• WHAT YOU WILL DO: List all lines of the data containing the word "document".

• MATERIAL TO PROCESS:
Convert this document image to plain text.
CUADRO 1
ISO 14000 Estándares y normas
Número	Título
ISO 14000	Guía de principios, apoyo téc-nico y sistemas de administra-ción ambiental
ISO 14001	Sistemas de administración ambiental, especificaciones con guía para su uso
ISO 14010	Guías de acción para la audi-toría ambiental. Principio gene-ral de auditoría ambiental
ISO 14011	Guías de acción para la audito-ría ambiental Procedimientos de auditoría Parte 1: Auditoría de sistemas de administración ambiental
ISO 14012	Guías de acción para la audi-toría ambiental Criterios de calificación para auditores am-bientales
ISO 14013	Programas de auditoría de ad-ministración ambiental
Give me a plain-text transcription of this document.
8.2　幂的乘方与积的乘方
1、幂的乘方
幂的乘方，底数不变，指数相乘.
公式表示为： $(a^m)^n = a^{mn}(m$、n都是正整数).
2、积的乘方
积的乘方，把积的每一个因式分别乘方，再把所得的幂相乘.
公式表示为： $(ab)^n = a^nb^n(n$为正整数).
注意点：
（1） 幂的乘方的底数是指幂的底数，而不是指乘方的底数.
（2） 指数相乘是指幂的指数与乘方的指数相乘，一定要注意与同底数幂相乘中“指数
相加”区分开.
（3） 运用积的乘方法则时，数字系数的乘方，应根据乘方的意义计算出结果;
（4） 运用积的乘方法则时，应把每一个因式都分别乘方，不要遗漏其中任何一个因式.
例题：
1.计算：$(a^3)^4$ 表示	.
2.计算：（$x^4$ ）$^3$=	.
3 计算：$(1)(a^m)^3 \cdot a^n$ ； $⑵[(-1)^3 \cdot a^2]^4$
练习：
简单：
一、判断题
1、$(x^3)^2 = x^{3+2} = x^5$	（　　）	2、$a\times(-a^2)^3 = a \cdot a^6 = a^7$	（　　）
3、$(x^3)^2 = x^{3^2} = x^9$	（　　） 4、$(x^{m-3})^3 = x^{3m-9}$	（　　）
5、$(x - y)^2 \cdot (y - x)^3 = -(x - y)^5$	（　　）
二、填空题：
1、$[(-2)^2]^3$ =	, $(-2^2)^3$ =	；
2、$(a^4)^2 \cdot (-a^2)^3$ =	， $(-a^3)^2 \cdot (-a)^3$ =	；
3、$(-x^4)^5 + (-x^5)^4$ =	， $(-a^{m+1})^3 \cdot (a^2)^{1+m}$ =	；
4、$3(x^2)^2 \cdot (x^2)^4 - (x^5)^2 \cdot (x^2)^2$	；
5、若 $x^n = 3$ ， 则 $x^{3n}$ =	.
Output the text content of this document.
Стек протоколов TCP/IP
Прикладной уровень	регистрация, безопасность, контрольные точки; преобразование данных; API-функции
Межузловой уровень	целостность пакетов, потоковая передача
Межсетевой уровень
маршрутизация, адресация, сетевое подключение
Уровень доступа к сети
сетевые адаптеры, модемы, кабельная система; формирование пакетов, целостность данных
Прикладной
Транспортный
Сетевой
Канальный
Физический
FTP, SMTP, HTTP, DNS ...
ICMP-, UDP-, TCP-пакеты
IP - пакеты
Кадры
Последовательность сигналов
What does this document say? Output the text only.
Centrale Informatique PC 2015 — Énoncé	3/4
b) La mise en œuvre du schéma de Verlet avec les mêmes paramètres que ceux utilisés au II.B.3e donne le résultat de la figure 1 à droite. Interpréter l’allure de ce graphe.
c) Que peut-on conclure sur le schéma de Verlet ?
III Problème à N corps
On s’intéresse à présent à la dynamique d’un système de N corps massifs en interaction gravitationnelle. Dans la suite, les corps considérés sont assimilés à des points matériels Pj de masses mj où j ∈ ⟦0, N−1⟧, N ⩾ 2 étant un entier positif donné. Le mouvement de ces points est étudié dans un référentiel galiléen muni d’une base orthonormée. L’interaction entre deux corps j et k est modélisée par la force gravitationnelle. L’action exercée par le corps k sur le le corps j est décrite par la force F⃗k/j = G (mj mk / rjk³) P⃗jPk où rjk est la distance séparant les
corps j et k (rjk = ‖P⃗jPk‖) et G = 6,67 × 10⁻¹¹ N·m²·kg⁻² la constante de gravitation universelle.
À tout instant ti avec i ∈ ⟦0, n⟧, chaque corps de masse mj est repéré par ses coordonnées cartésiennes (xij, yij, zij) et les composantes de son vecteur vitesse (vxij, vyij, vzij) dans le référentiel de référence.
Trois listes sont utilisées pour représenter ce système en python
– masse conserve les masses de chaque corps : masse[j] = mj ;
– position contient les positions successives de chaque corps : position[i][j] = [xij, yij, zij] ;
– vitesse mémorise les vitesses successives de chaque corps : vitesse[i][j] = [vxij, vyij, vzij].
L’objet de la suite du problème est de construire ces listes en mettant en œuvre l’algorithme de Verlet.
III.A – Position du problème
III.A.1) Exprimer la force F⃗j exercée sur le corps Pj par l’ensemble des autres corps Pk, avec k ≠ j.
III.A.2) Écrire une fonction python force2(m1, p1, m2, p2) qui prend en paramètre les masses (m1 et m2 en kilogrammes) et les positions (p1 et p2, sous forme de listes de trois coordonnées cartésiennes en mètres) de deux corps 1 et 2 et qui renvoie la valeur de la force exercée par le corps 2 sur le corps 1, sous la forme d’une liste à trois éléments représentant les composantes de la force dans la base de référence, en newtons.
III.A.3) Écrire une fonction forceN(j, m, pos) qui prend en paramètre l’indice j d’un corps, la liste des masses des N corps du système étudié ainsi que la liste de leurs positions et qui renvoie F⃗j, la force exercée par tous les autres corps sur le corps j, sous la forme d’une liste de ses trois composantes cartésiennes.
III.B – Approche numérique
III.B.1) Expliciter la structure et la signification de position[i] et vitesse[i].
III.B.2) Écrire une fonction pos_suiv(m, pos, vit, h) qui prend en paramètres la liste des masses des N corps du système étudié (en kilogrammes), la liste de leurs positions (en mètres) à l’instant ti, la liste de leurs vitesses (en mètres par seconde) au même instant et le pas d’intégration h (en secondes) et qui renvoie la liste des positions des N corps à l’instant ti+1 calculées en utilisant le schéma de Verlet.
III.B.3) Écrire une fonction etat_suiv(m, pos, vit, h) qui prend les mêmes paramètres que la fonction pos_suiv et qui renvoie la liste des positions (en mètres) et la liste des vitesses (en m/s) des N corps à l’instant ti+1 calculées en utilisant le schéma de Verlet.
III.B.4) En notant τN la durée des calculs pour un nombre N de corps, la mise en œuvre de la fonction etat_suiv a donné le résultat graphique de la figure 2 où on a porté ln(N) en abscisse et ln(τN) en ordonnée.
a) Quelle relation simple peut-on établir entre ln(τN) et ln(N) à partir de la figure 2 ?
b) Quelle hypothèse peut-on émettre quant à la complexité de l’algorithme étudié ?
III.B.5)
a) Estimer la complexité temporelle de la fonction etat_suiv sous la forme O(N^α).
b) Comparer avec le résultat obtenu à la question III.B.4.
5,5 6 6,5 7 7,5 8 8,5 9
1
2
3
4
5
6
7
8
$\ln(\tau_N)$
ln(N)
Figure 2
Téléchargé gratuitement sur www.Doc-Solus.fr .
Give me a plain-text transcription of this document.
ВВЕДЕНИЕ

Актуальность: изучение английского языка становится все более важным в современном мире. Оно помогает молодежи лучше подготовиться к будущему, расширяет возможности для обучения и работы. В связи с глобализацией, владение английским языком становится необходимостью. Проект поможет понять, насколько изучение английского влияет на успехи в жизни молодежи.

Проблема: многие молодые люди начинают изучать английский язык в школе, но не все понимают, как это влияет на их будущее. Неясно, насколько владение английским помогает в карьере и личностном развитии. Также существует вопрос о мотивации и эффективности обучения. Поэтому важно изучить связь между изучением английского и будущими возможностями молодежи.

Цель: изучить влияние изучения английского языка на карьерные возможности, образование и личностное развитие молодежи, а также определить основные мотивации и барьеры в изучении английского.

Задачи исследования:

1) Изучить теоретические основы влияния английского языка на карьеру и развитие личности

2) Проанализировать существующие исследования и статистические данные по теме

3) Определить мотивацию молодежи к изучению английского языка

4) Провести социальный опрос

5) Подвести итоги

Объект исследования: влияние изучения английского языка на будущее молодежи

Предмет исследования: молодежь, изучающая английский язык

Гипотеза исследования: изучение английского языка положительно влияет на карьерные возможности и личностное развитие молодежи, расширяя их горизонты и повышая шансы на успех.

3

• SOLUTION TO THIS PROBLEM:
Convert this document image to plain text.
Give me a plain-text transcription of this document.
Output the text content of this document.
What does this document say? Output the text only.
Give me a plain-text transcription of this document.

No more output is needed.